[Исходный текст]

«Скучнейший спор о писательской свободе с Горьким» — весьма характерный для Уэллса отзыв. Из Москвы он уехал раздраженным. Зато Сталин был явно удовлетворен — хорошо освоенное схоластическое теоретизирование его вполне устраивало, ибо он прекрасно понимал, насколько опасны и уязвимы с точки зрения Запада многие факты и свидетельства его конкретной политики.
Спустя несколько лет после своего визита в Москву 1934 года Уэллс признавался, что «разочарован в Сталине», и ядовито отзывался о фильме «Ленин в Октябре», где «Троцкий тщательно принижен, а Сталин сделан мудрейшим героем истории»: «Он явно пытается переписать всю историю революции для собственного прославления». «Как и большинство людей, я был возмущен этими странными публичными процессами и казнями огромного числа профессиональных революционеров», — писал он в 1939 году и в том же году издал книгу «Святой террор», где сравнивал типы диктатур Сталина, Гитлера и Муссолини.

[Что сделать]
Верни слово в слово отрывок из текста об Уэллсе и Сталине, от «Спустя несколько лет» до «Гитлера и Муссолини.» включительно.

[Сохранённые данные]
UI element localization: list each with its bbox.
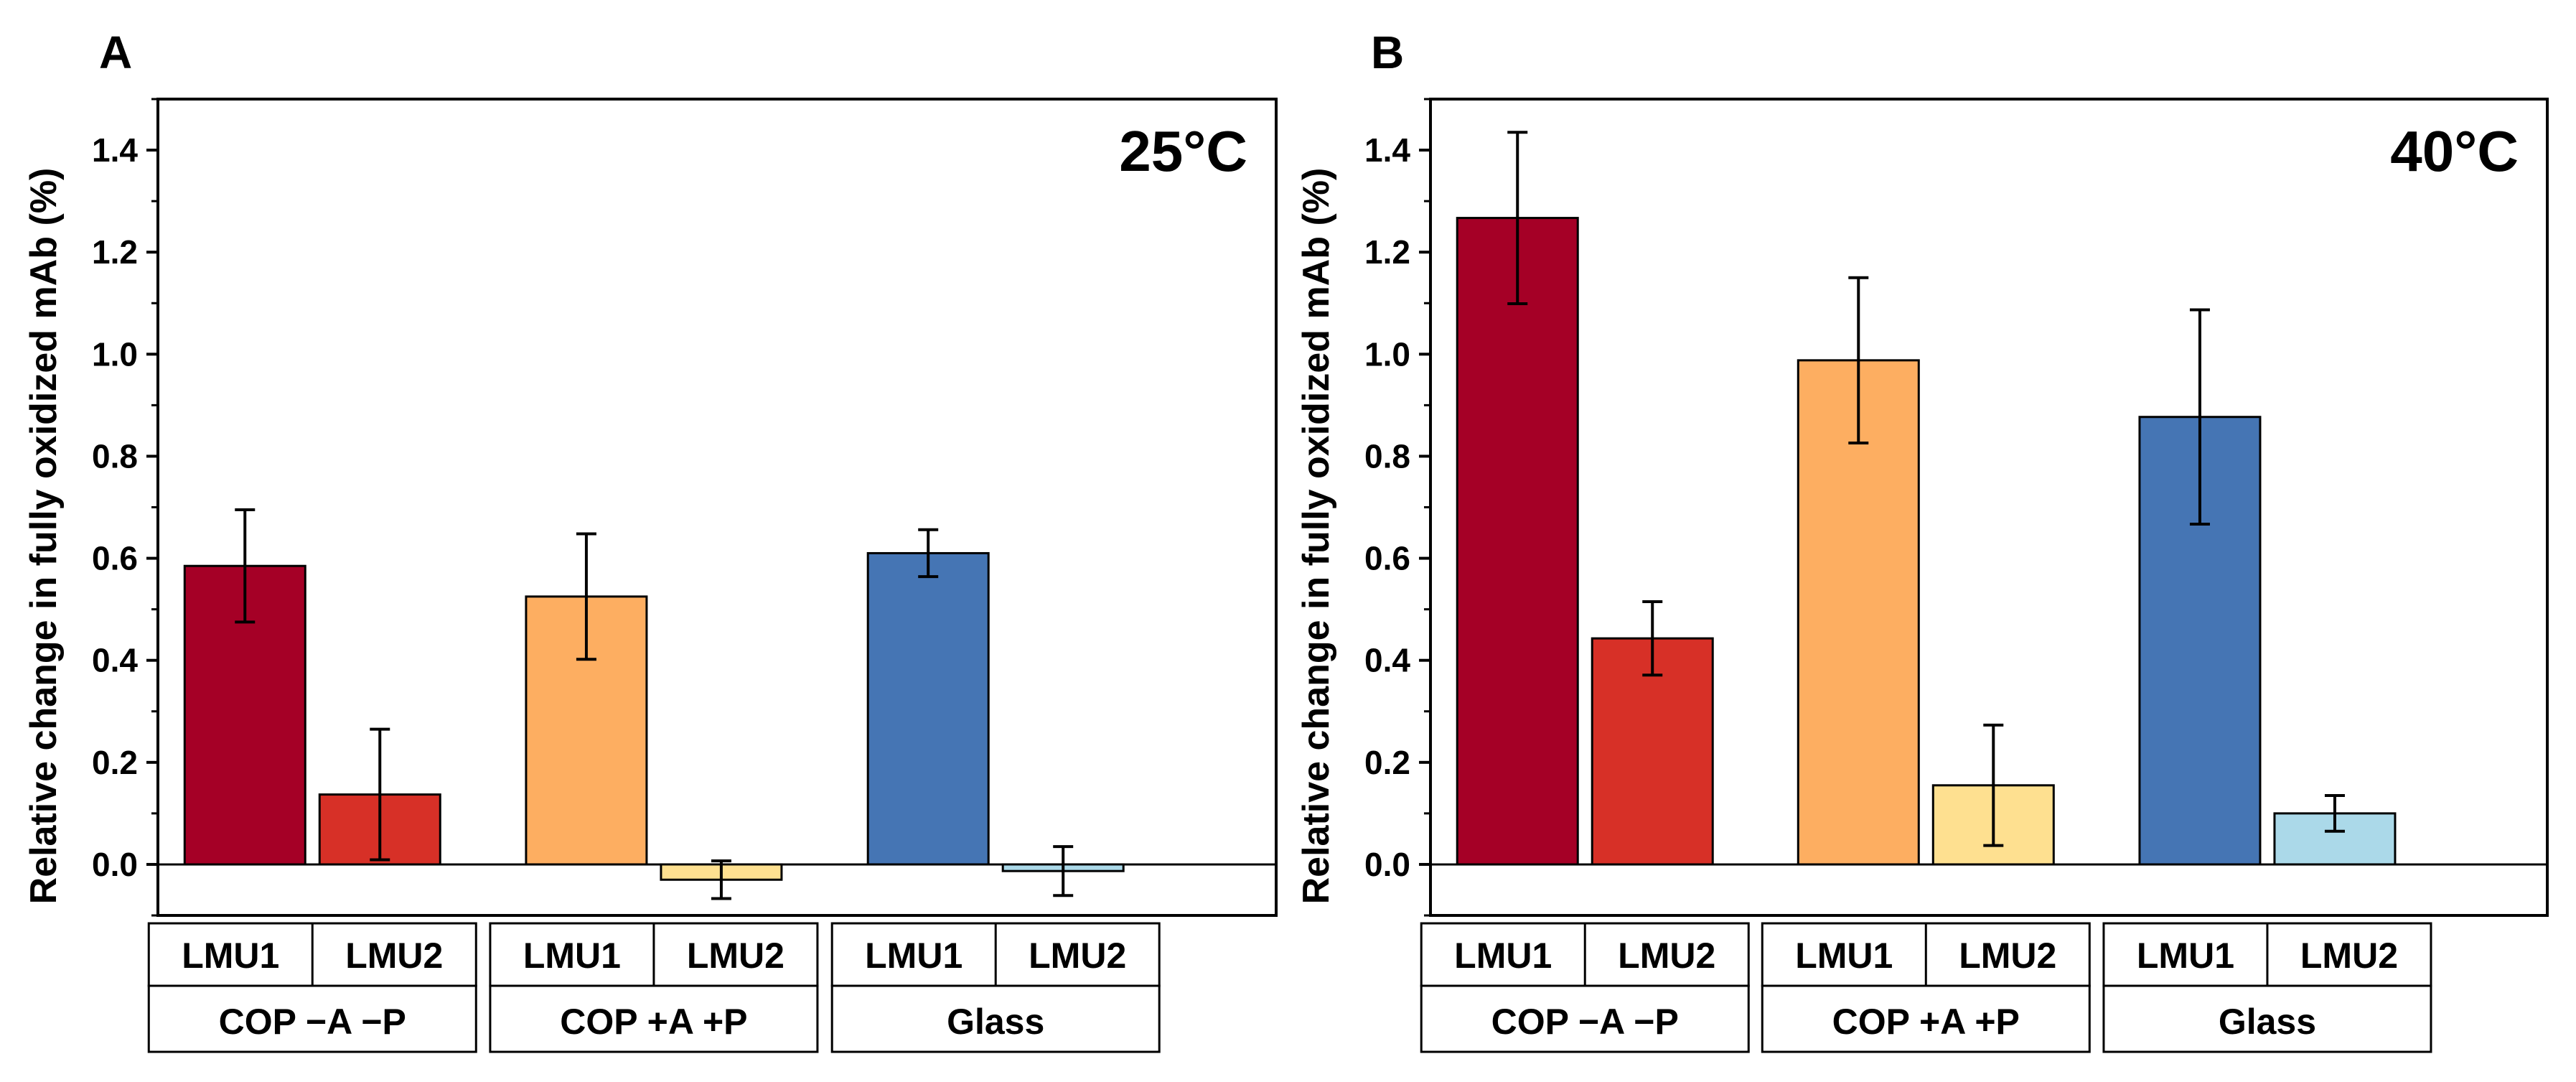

[Ответ]
Спустя несколько лет после своего визита в Москву 1934 года Уэллс признавался, что «разочарован в Сталине», и ядовито отзывался о фильме «Ленин в Октябре», где «Троцкий тщательно принижен, а Сталин сделан мудрейшим героем истории»: «Он явно пытается переписать всю историю революции для собственного прославления». «Как и большинство людей, я был возмущен этими странными публичными процессами и казнями огромного числа профессиональных революционеров», — писал он в 1939 году и в том же году издал книгу «Святой террор», где сравнивал типы диктатур Сталина, Гитлера и Муссолини.